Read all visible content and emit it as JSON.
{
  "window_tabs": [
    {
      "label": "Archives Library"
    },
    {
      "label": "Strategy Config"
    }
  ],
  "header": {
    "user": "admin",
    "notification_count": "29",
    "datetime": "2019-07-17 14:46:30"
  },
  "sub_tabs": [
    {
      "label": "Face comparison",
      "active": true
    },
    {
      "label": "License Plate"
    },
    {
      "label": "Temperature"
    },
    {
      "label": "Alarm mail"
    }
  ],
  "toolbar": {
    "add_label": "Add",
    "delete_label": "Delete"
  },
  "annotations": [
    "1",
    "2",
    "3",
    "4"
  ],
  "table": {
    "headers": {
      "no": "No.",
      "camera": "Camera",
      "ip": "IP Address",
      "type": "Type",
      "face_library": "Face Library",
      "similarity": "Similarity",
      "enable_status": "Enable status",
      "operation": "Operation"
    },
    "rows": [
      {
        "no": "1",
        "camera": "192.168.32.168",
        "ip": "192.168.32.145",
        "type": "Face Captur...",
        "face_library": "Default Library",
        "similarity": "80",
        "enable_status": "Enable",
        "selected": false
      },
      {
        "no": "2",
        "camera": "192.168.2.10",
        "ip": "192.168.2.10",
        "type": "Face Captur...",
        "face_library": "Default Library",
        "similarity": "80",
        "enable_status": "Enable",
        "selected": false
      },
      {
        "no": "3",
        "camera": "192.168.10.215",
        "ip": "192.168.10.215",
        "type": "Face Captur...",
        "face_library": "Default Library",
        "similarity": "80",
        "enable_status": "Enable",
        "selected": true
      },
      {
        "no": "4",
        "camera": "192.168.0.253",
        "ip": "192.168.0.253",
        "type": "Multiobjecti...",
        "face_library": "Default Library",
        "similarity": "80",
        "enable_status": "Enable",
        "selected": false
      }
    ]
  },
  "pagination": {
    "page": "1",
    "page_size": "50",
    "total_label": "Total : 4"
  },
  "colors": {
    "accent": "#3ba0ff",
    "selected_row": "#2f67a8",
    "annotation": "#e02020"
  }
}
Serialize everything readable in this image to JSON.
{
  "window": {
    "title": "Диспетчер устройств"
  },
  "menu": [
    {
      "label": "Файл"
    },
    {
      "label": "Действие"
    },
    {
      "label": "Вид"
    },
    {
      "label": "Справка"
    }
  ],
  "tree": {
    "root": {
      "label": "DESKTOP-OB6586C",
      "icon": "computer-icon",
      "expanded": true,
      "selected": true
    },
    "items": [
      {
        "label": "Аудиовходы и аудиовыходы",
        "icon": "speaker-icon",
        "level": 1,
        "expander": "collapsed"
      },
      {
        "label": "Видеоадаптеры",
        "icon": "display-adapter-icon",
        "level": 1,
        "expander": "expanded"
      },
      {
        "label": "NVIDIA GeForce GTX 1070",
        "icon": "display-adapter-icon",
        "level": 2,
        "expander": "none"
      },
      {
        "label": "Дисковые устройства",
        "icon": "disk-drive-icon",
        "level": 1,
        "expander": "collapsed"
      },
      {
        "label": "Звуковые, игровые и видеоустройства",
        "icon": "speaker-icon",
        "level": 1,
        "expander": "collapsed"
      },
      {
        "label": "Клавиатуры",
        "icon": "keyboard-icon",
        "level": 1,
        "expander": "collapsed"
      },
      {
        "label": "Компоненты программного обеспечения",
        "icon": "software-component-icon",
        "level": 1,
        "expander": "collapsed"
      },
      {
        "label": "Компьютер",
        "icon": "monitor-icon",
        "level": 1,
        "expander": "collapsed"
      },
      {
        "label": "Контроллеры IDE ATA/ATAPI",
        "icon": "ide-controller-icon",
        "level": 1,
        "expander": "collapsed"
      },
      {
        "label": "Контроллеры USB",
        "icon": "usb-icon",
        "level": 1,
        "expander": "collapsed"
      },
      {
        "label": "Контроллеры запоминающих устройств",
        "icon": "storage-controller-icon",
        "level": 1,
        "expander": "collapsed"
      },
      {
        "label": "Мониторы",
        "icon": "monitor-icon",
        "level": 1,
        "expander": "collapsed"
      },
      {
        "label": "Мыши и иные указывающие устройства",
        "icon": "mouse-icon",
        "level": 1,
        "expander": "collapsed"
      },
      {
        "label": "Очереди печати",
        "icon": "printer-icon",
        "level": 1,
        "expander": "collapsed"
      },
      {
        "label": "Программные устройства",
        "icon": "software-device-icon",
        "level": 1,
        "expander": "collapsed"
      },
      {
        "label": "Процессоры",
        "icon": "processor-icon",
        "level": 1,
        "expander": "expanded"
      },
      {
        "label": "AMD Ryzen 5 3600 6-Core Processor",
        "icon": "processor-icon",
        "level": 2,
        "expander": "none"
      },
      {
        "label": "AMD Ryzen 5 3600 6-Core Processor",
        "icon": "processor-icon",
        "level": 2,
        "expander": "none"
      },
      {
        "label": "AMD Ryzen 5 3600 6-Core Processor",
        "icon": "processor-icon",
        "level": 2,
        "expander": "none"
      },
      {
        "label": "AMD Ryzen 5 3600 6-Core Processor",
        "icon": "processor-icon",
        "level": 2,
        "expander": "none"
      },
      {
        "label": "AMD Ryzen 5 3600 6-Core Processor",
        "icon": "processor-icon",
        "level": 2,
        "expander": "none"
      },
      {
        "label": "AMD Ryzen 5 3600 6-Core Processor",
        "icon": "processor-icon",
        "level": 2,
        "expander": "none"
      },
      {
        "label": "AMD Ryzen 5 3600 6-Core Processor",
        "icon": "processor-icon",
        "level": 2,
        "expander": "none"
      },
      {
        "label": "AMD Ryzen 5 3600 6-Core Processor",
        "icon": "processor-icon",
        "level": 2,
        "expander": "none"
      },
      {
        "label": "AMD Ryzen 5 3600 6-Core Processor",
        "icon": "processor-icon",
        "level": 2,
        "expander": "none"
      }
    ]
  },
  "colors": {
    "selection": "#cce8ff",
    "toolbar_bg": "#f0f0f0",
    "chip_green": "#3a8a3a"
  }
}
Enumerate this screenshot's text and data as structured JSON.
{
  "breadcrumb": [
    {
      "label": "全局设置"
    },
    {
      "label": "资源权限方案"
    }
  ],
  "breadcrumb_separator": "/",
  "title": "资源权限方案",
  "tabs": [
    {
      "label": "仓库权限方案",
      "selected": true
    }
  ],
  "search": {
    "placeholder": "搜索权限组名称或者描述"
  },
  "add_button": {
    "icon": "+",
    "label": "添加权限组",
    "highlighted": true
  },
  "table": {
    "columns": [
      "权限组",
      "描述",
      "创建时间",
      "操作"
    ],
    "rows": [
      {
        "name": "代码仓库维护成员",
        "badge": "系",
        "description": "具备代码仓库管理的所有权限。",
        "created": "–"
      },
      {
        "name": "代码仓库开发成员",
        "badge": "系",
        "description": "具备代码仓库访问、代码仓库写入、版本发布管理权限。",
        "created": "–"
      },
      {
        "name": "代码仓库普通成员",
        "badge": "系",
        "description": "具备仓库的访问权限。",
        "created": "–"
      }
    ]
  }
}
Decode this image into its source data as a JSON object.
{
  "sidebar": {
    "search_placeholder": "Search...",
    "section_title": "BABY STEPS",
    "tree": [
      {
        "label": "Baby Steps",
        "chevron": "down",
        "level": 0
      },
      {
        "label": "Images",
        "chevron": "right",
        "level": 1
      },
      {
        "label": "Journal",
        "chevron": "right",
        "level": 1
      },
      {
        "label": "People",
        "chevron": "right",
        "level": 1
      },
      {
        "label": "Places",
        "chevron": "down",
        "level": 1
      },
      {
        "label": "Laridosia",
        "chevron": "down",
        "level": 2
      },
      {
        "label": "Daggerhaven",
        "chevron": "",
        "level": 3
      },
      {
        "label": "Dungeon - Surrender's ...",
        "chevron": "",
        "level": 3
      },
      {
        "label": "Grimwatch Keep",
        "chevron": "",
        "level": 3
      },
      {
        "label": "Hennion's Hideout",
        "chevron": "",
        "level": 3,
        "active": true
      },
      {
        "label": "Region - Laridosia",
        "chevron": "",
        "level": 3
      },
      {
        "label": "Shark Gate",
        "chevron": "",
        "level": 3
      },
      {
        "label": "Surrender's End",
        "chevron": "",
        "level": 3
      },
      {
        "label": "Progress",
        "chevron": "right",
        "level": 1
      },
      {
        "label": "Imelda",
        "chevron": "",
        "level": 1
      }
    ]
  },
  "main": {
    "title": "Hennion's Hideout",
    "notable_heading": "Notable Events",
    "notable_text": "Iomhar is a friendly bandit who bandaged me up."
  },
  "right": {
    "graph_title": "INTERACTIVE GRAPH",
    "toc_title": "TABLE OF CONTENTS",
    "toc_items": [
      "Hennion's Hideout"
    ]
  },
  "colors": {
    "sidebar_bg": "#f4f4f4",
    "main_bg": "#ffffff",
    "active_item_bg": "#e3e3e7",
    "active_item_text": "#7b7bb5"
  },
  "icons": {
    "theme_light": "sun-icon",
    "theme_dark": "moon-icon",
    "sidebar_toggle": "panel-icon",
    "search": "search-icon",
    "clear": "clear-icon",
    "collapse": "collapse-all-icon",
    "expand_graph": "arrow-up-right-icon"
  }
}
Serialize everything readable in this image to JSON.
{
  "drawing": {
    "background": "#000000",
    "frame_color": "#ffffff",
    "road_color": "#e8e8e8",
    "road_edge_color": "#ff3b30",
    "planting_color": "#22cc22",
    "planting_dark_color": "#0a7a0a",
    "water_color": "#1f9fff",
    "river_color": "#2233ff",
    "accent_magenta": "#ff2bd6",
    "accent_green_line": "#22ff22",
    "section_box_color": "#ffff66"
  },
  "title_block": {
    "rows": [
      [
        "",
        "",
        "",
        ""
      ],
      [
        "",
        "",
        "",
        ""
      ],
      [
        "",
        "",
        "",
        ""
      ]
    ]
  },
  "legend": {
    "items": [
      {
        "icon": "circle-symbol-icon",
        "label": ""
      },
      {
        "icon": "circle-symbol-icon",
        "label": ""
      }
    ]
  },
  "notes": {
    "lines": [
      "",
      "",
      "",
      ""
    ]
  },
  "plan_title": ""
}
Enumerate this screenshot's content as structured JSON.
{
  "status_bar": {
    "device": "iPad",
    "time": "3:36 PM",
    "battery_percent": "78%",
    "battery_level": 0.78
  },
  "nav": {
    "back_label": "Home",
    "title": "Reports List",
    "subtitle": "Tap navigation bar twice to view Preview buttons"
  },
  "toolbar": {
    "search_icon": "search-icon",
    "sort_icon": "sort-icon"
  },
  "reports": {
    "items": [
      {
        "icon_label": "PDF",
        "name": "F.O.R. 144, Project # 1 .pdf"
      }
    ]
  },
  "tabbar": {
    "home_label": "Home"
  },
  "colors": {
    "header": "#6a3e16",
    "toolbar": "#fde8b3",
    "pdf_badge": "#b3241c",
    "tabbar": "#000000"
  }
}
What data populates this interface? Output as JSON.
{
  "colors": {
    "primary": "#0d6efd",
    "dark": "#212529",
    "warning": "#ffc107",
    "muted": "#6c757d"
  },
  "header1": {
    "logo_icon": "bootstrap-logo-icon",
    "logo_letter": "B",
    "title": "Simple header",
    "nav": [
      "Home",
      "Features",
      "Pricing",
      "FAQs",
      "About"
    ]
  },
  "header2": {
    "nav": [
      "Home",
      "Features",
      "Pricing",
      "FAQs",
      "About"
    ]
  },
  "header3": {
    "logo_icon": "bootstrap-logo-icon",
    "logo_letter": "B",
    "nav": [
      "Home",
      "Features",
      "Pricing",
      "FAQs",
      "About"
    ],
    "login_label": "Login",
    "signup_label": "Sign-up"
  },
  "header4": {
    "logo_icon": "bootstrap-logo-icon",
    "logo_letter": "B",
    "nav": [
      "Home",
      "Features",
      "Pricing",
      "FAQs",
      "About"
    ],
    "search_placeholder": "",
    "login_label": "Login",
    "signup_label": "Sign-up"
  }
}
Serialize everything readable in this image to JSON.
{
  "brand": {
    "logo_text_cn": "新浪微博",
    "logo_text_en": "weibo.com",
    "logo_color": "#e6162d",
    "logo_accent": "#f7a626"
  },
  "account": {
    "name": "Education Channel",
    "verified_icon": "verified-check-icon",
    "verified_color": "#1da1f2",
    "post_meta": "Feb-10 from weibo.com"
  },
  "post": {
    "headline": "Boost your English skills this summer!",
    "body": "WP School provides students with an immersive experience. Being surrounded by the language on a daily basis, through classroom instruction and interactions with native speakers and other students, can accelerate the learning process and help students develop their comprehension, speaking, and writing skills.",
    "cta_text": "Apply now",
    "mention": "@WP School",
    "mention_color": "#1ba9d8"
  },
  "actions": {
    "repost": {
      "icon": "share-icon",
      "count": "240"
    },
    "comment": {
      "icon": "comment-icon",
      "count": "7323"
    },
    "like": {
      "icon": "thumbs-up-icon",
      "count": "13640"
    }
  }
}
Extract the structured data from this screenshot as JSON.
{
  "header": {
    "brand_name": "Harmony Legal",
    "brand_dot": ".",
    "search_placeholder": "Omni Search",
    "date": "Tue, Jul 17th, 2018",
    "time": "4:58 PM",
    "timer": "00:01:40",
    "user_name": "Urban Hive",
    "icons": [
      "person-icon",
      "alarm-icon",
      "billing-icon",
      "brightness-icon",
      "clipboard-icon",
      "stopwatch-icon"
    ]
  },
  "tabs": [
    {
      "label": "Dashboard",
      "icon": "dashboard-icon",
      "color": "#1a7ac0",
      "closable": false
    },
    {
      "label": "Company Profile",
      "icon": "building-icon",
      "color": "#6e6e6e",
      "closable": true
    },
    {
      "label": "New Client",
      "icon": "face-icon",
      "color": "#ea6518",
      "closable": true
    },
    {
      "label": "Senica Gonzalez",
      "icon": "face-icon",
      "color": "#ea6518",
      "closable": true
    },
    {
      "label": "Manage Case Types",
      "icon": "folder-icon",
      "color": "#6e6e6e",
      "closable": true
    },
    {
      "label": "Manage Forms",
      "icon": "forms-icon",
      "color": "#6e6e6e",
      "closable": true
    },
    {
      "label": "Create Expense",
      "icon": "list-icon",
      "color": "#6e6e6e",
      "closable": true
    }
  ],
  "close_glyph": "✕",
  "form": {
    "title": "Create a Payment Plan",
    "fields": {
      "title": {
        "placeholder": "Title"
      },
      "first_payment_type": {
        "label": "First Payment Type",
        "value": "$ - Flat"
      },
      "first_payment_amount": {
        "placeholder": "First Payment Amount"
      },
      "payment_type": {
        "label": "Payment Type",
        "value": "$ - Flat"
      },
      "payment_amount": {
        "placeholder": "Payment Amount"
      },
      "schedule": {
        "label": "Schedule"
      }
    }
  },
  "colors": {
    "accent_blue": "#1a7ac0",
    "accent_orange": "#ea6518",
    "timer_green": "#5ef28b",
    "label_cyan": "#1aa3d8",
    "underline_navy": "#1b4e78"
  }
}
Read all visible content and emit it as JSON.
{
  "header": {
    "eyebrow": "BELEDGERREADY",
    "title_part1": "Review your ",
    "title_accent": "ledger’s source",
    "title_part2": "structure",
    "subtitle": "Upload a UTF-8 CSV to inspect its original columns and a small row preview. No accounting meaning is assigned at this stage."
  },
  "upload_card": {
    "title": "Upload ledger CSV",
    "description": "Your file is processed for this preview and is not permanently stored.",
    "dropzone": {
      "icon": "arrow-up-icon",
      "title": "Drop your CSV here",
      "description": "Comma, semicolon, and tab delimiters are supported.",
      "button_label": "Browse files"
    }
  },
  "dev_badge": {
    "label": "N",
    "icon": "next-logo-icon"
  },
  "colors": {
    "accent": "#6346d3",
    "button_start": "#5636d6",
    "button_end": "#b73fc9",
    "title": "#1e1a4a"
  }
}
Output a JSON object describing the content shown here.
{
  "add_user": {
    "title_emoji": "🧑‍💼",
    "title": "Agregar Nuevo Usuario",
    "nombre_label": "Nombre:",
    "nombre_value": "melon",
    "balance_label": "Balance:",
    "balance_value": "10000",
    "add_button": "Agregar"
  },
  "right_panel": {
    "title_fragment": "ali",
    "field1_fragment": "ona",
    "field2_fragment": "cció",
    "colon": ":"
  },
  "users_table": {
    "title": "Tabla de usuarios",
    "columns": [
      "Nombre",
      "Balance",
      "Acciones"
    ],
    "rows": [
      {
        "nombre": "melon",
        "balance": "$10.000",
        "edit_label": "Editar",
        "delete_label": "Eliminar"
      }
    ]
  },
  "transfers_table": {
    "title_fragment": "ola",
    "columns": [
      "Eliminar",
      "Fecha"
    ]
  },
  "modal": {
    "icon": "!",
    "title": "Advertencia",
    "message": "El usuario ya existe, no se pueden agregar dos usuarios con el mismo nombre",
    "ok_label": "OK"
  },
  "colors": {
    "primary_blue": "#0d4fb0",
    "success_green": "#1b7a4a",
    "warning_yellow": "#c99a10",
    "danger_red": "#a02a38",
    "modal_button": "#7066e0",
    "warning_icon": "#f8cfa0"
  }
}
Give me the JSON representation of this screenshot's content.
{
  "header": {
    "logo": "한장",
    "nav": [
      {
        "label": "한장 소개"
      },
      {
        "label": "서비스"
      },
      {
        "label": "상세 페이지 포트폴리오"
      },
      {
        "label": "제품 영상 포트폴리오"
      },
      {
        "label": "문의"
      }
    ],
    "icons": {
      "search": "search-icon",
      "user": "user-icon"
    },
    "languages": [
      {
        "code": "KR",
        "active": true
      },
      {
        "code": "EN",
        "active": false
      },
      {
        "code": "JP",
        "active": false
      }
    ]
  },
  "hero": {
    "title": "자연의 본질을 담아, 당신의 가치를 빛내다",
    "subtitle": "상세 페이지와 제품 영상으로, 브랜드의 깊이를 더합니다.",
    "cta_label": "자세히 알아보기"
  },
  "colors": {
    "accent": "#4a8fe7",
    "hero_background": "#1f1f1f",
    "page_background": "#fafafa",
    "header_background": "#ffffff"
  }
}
# # # # # # #
What you should do: Copy every line that includes the string "ffffff" from the material above.

Solution to this problem:
    "main_bg": "#ffffff",
    "frame_color": "#ffffff",
    "header_background": "#ffffff"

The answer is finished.